**WHAT YOU WILL DO**
Go through the entries below and collect each line with the string "Record" in it.

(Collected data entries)
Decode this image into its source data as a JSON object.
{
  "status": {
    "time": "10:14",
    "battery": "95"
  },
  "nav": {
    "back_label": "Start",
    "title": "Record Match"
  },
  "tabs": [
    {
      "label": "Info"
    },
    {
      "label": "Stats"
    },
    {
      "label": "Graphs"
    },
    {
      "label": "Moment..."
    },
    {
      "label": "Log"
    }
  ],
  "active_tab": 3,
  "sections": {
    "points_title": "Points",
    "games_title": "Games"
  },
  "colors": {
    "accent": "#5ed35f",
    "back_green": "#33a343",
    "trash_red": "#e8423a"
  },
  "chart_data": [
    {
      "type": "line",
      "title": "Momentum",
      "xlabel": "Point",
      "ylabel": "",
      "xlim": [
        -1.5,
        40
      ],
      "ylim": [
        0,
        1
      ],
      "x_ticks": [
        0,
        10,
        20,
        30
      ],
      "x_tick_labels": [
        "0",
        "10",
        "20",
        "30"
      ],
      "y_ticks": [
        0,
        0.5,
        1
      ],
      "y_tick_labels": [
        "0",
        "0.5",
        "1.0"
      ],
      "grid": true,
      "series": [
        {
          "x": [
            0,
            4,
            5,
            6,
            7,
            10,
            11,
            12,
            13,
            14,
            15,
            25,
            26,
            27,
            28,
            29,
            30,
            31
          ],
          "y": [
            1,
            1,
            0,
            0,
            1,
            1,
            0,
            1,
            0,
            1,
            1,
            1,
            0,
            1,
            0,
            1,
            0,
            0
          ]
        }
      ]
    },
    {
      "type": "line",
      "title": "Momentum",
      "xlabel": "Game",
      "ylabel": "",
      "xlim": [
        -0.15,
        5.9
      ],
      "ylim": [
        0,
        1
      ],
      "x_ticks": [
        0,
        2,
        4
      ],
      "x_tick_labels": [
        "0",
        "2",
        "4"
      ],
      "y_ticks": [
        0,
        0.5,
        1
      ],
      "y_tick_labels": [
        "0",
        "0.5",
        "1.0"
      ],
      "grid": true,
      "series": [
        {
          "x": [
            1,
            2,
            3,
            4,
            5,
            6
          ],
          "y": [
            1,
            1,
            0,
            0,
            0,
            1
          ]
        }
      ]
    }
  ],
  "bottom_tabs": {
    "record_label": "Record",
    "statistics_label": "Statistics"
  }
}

**ANSWER TO THE PROBLEM**
    "title": "Record Match"
    "record_label": "Record",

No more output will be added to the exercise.